__Set task__: Copy every line from the records below that holds the word "trên".
---------------
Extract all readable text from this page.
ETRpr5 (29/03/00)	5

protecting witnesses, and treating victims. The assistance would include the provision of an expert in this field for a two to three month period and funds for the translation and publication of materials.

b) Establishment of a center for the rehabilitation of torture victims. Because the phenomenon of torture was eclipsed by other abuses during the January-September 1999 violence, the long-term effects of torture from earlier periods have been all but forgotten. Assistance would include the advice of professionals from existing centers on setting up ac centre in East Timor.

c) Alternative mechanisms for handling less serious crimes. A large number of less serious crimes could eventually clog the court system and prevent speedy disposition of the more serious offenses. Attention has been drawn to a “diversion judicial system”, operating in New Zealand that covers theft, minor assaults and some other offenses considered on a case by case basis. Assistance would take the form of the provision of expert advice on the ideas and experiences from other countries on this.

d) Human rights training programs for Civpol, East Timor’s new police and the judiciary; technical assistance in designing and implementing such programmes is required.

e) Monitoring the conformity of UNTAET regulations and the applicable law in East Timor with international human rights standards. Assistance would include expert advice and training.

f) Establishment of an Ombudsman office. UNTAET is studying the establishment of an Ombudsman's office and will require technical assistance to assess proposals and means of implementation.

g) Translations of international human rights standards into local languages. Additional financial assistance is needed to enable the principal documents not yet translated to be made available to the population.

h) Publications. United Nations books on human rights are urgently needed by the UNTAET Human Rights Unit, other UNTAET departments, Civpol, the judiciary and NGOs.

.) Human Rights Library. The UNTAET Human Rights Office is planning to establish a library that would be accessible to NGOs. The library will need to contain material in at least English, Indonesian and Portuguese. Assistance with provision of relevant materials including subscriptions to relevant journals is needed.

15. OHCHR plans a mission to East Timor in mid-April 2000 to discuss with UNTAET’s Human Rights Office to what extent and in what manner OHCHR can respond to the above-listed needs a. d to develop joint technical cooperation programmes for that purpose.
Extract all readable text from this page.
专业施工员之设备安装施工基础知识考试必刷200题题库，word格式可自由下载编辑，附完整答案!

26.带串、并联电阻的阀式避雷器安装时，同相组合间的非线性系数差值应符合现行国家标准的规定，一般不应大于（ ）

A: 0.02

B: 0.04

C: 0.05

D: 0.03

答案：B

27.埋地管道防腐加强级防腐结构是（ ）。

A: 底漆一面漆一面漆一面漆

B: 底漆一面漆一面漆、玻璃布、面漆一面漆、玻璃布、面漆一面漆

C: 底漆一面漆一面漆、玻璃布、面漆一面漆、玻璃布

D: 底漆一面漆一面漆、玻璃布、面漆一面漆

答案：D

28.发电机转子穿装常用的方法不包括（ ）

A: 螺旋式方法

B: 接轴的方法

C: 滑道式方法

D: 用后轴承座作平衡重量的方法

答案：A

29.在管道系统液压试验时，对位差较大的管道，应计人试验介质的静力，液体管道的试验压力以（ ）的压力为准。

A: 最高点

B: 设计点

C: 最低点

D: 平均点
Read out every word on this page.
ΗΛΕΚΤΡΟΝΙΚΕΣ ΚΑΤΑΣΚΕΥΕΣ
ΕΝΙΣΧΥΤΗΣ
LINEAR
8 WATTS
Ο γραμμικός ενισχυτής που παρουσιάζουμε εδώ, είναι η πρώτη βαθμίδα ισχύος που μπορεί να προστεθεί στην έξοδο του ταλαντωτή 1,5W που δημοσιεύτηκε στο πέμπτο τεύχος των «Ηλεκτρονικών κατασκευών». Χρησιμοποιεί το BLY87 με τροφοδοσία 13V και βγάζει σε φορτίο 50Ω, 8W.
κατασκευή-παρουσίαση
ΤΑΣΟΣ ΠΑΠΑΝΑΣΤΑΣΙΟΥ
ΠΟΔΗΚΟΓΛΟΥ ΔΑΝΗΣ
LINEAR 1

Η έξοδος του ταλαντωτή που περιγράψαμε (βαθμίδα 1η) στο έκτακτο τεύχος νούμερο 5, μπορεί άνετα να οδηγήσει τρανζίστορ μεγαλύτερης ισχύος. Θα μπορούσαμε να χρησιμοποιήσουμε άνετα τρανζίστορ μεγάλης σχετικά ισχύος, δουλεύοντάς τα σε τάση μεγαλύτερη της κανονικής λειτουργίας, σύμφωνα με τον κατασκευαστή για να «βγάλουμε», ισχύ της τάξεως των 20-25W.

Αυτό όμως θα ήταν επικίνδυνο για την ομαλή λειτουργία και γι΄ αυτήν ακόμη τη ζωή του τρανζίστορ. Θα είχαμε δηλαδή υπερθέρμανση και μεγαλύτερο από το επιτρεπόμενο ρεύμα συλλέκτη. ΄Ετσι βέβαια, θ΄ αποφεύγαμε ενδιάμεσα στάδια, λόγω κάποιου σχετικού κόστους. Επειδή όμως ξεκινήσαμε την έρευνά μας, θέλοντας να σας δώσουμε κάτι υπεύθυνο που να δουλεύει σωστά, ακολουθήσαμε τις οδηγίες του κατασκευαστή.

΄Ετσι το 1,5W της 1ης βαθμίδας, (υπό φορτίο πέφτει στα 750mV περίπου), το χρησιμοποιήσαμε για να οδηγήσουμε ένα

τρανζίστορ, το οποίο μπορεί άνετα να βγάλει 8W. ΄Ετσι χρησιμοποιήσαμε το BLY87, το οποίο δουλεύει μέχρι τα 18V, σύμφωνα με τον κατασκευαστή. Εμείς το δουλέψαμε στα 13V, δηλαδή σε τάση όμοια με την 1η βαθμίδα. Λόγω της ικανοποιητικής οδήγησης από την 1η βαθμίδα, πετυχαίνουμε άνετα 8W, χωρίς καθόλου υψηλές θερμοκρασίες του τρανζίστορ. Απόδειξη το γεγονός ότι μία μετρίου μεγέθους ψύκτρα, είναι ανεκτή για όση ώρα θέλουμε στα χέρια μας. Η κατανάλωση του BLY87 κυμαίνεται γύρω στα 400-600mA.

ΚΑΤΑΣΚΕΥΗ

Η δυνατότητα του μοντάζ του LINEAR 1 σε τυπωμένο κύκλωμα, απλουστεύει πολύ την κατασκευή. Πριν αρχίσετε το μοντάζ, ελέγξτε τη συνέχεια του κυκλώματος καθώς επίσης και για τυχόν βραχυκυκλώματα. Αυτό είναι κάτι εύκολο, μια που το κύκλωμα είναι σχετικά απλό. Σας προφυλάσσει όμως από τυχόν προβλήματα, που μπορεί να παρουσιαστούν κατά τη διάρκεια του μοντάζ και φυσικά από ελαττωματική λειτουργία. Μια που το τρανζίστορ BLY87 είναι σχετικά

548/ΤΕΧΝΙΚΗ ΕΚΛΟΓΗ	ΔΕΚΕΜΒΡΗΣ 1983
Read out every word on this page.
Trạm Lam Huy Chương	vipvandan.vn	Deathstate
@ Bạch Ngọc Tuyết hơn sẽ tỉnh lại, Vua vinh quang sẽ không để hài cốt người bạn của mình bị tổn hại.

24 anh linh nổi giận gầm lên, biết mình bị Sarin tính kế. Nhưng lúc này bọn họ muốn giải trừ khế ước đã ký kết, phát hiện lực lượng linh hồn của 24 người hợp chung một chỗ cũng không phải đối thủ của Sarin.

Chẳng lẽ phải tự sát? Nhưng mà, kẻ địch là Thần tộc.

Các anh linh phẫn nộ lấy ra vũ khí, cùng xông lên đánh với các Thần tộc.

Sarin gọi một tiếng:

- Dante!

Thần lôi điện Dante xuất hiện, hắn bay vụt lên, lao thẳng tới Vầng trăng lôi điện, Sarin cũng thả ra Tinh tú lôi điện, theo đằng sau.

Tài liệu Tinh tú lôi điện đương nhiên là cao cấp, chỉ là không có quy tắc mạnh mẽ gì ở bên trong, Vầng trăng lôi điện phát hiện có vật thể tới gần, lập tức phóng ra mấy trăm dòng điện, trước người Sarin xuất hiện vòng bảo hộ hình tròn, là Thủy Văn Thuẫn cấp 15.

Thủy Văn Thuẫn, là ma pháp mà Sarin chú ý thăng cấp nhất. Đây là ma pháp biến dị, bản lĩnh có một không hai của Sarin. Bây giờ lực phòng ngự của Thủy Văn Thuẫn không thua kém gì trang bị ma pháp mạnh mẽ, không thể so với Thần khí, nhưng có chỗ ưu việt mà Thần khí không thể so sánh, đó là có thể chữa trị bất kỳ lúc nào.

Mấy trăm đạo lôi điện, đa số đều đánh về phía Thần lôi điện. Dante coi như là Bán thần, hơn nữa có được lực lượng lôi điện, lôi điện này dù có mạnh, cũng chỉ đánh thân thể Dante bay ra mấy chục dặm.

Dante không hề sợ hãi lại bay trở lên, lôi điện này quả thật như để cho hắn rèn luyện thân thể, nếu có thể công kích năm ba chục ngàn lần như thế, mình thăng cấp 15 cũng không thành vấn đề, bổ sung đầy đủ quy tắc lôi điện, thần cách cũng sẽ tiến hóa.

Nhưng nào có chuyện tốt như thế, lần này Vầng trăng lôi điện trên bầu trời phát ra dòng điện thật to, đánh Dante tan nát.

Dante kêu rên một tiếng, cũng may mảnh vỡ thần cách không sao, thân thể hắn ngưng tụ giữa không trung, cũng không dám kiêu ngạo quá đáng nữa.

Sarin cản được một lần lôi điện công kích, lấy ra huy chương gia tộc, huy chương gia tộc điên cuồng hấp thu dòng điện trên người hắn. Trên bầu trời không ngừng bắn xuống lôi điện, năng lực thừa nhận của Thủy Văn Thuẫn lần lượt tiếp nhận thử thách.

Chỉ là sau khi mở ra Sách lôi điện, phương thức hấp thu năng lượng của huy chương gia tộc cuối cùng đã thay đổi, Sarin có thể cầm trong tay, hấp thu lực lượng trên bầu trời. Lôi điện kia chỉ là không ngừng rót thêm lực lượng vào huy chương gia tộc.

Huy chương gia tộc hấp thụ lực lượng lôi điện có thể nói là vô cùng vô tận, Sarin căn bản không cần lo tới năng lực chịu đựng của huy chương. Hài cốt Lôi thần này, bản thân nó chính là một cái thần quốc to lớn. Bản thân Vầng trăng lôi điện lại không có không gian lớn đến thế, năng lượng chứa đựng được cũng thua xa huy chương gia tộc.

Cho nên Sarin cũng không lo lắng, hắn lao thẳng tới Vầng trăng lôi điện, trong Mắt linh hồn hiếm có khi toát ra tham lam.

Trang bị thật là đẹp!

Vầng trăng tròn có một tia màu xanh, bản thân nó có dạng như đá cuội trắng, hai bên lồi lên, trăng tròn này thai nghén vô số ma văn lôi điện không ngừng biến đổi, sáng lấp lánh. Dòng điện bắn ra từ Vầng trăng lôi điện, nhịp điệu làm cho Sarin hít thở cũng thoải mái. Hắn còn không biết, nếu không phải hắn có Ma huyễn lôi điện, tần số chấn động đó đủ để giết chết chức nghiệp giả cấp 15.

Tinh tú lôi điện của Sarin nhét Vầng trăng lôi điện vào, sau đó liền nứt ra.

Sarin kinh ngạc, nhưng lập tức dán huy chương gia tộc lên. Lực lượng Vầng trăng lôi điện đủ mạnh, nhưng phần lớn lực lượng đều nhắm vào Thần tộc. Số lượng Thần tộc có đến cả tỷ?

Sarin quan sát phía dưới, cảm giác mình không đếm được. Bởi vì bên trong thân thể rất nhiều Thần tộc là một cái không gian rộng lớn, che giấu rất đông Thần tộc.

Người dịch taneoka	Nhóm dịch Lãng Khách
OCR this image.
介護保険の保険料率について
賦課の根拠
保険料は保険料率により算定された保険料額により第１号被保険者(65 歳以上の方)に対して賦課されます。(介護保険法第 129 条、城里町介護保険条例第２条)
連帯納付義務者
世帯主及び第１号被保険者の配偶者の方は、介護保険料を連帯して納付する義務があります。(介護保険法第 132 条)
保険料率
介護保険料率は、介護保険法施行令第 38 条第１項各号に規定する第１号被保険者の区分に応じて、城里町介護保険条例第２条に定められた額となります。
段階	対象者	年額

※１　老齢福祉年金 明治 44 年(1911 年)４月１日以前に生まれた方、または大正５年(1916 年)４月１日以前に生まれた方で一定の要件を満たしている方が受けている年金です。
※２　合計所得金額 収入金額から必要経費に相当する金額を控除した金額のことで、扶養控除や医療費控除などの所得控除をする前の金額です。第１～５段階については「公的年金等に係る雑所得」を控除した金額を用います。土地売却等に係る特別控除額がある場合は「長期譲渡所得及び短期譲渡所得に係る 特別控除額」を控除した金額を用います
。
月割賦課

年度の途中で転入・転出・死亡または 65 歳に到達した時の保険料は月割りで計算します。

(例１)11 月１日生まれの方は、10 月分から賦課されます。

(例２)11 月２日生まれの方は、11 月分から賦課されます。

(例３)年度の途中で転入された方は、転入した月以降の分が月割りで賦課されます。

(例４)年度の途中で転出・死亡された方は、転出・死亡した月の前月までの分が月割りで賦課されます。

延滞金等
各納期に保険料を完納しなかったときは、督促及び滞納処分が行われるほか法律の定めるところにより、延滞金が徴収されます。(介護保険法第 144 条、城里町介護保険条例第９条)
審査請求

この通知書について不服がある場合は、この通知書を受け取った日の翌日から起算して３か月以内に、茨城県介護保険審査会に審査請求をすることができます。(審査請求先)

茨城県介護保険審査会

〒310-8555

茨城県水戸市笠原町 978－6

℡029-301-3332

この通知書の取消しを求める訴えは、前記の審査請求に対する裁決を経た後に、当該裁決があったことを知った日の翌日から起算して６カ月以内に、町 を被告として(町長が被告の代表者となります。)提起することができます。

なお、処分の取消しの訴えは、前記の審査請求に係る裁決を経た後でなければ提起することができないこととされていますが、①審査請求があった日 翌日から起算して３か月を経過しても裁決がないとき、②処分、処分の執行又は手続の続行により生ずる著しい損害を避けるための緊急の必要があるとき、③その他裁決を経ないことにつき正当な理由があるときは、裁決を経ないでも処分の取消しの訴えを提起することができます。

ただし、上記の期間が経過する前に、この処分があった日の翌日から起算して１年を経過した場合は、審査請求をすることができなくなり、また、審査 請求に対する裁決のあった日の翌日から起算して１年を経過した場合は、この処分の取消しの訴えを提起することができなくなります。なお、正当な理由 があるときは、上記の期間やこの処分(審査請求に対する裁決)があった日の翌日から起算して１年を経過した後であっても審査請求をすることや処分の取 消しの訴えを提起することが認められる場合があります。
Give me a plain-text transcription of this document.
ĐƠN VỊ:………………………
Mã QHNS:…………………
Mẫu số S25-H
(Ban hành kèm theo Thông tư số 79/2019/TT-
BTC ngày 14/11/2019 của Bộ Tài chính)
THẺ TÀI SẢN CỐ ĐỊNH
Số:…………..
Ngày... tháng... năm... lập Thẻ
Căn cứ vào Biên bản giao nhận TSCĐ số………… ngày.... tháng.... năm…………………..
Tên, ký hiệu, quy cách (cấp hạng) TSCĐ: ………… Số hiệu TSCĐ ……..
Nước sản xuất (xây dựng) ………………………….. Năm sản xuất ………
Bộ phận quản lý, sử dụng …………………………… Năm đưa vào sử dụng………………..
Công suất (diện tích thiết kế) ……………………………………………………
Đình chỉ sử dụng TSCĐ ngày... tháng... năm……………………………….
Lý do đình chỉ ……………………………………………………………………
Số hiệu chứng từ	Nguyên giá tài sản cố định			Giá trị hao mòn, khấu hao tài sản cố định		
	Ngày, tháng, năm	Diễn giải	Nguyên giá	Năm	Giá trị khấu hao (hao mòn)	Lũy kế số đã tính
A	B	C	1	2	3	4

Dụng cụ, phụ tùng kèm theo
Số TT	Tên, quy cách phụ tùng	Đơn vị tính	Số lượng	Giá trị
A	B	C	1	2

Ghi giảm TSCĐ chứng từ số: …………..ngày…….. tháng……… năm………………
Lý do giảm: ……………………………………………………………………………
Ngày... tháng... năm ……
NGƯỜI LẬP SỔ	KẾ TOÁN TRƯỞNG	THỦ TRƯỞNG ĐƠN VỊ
---------------
__Answer to this exercise__:
Nhưng nào có chuyện tốt như thế, lần này Vầng trăng lôi điện trên bầu trời phát ra dòng điện thật to, đánh Dante tan nát.
Sarin cản được một lần lôi điện công kích, lấy ra huy chương gia tộc, huy chương gia tộc điên cuồng hấp thu dòng điện trên người hắn. Trên bầu trời không ngừng bắn xuống lôi điện, năng lực thừa nhận của Thủy Văn Thuẫn lần lượt tiếp nhận thử thách.
Chỉ là sau khi mở ra Sách lôi điện, phương thức hấp thu năng lượng của huy chương gia tộc cuối cùng đã thay đổi, Sarin có thể cầm trong tay, hấp thu lực lượng trên bầu trời. Lôi điện kia chỉ là không ngừng rót thêm lực lượng vào huy chương gia tộc.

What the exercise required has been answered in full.